The entries below are to be written out again without alteration.
Start of The input
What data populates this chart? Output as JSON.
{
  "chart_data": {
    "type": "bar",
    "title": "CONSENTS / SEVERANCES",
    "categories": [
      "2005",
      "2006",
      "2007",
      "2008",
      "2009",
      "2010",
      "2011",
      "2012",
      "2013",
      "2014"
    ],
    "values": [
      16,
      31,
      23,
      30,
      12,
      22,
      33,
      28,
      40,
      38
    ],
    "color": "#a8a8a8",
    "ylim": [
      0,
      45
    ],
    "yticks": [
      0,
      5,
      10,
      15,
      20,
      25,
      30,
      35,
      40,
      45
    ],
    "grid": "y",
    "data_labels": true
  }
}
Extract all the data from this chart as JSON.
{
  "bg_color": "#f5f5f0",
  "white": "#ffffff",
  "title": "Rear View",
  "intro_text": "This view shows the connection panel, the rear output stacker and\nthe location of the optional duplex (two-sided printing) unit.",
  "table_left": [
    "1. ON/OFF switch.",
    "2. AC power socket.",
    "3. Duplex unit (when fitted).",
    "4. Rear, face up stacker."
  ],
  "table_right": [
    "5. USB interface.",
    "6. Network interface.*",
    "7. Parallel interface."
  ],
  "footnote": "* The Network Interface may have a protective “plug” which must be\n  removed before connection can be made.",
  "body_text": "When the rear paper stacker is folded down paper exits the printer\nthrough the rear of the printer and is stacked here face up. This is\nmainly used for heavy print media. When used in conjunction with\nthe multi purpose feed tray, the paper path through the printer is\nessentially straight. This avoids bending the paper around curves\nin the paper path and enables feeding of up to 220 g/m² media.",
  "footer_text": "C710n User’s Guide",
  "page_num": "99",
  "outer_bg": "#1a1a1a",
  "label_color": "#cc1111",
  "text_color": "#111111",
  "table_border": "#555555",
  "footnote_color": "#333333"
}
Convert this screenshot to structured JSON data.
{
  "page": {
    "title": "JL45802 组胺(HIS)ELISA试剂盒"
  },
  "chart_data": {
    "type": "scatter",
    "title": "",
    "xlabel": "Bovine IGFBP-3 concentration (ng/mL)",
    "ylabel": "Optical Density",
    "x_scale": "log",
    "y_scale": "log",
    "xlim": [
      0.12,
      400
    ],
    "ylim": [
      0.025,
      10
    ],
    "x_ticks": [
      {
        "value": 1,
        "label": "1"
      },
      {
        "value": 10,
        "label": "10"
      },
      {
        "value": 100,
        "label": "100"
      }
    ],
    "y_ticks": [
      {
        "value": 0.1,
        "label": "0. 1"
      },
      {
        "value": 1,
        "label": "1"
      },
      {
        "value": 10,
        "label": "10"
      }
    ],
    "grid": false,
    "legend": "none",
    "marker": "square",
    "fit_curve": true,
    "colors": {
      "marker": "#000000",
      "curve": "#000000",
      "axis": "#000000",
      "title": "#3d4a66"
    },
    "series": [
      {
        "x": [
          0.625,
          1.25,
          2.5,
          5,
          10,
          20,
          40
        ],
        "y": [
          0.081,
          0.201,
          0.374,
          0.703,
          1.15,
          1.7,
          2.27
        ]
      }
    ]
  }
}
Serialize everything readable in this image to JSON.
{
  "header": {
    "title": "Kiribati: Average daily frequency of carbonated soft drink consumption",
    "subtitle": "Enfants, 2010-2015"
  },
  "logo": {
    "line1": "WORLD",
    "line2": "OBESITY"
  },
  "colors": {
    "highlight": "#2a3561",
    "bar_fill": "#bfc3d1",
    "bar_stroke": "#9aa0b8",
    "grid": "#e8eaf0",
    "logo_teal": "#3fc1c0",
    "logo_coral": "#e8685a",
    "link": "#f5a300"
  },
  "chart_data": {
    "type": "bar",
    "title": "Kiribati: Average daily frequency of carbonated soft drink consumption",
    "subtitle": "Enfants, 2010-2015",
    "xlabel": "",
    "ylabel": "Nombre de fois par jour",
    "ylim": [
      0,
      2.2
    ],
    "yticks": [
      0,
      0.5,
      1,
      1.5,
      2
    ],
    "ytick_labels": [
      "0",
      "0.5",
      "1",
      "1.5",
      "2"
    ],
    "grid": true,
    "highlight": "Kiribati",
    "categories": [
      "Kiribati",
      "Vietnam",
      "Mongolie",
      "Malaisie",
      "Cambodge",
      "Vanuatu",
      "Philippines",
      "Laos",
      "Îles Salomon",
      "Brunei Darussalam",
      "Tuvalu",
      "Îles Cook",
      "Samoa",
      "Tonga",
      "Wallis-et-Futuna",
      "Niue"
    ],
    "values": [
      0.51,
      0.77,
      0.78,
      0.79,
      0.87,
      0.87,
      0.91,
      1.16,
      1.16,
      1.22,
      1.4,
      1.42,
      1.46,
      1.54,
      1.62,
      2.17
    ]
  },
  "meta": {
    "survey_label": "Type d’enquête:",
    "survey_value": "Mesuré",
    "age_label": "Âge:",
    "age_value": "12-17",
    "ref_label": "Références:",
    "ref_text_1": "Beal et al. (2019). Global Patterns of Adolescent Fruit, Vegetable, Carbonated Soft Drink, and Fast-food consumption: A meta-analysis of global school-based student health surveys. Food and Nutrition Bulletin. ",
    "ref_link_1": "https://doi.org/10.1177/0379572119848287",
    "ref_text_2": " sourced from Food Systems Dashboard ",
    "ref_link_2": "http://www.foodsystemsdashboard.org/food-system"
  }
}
End of The input
**Response to the exercise:**
What data populates this chart? Output as JSON.
{
  "chart_data": {
    "type": "bar",
    "title": "CONSENTS / SEVERANCES",
    "categories": [
      "2005",
      "2006",
      "2007",
      "2008",
      "2009",
      "2010",
      "2011",
      "2012",
      "2013",
      "2014"
    ],
    "values": [
      16,
      31,
      23,
      30,
      12,
      22,
      33,
      28,
      40,
      38
    ],
    "color": "#a8a8a8",
    "ylim": [
      0,
      45
    ],
    "yticks": [
      0,
      5,
      10,
      15,
      20,
      25,
      30,
      35,
      40,
      45
    ],
    "grid": "y",
    "data_labels": true
  }
}
Extract all the data from this chart as JSON.
{
  "bg_color": "#f5f5f0",
  "white": "#ffffff",
  "title": "Rear View",
  "intro_text": "This view shows the connection panel, the rear output stacker and\nthe location of the optional duplex (two-sided printing) unit.",
  "table_left": [
    "1. ON/OFF switch.",
    "2. AC power socket.",
    "3. Duplex unit (when fitted).",
    "4. Rear, face up stacker."
  ],
  "table_right": [
    "5. USB interface.",
    "6. Network interface.*",
    "7. Parallel interface."
  ],
  "footnote": "* The Network Interface may have a protective “plug” which must be\n  removed before connection can be made.",
  "body_text": "When the rear paper stacker is folded down paper exits the printer\nthrough the rear of the printer and is stacked here face up. This is\nmainly used for heavy print media. When used in conjunction with\nthe multi purpose feed tray, the paper path through the printer is\nessentially straight. This avoids bending the paper around curves\nin the paper path and enables feeding of up to 220 g/m² media.",
  "footer_text": "C710n User’s Guide",
  "page_num": "99",
  "outer_bg": "#1a1a1a",
  "label_color": "#cc1111",
  "text_color": "#111111",
  "table_border": "#555555",
  "footnote_color": "#333333"
}
Convert this screenshot to structured JSON data.
{
  "page": {
    "title": "JL45802 组胺(HIS)ELISA试剂盒"
  },
  "chart_data": {
    "type": "scatter",
    "title": "",
    "xlabel": "Bovine IGFBP-3 concentration (ng/mL)",
    "ylabel": "Optical Density",
    "x_scale": "log",
    "y_scale": "log",
    "xlim": [
      0.12,
      400
    ],
    "ylim": [
      0.025,
      10
    ],
    "x_ticks": [
      {
        "value": 1,
        "label": "1"
      },
      {
        "value": 10,
        "label": "10"
      },
      {
        "value": 100,
        "label": "100"
      }
    ],
    "y_ticks": [
      {
        "value": 0.1,
        "label": "0. 1"
      },
      {
        "value": 1,
        "label": "1"
      },
      {
        "value": 10,
        "label": "10"
      }
    ],
    "grid": false,
    "legend": "none",
    "marker": "square",
    "fit_curve": true,
    "colors": {
      "marker": "#000000",
      "curve": "#000000",
      "axis": "#000000",
      "title": "#3d4a66"
    },
    "series": [
      {
        "x": [
          0.625,
          1.25,
          2.5,
          5,
          10,
          20,
          40
        ],
        "y": [
          0.081,
          0.201,
          0.374,
          0.703,
          1.15,
          1.7,
          2.27
        ]
      }
    ]
  }
}
Serialize everything readable in this image to JSON.
{
  "header": {
    "title": "Kiribati: Average daily frequency of carbonated soft drink consumption",
    "subtitle": "Enfants, 2010-2015"
  },
  "logo": {
    "line1": "WORLD",
    "line2": "OBESITY"
  },
  "colors": {
    "highlight": "#2a3561",
    "bar_fill": "#bfc3d1",
    "bar_stroke": "#9aa0b8",
    "grid": "#e8eaf0",
    "logo_teal": "#3fc1c0",
    "logo_coral": "#e8685a",
    "link": "#f5a300"
  },
  "chart_data": {
    "type": "bar",
    "title": "Kiribati: Average daily frequency of carbonated soft drink consumption",
    "subtitle": "Enfants, 2010-2015",
    "xlabel": "",
    "ylabel": "Nombre de fois par jour",
    "ylim": [
      0,
      2.2
    ],
    "yticks": [
      0,
      0.5,
      1,
      1.5,
      2
    ],
    "ytick_labels": [
      "0",
      "0.5",
      "1",
      "1.5",
      "2"
    ],
    "grid": true,
    "highlight": "Kiribati",
    "categories": [
      "Kiribati",
      "Vietnam",
      "Mongolie",
      "Malaisie",
      "Cambodge",
      "Vanuatu",
      "Philippines",
      "Laos",
      "Îles Salomon",
      "Brunei Darussalam",
      "Tuvalu",
      "Îles Cook",
      "Samoa",
      "Tonga",
      "Wallis-et-Futuna",
      "Niue"
    ],
    "values": [
      0.51,
      0.77,
      0.78,
      0.79,
      0.87,
      0.87,
      0.91,
      1.16,
      1.16,
      1.22,
      1.4,
      1.42,
      1.46,
      1.54,
      1.62,
      2.17
    ]
  },
  "meta": {
    "survey_label": "Type d’enquête:",
    "survey_value": "Mesuré",
    "age_label": "Âge:",
    "age_value": "12-17",
    "ref_label": "Références:",
    "ref_text_1": "Beal et al. (2019). Global Patterns of Adolescent Fruit, Vegetable, Carbonated Soft Drink, and Fast-food consumption: A meta-analysis of global school-based student health surveys. Food and Nutrition Bulletin. ",
    "ref_link_1": "https://doi.org/10.1177/0379572119848287",
    "ref_text_2": " sourced from Food Systems Dashboard ",
    "ref_link_2": "http://www.foodsystemsdashboard.org/food-system"
  }
}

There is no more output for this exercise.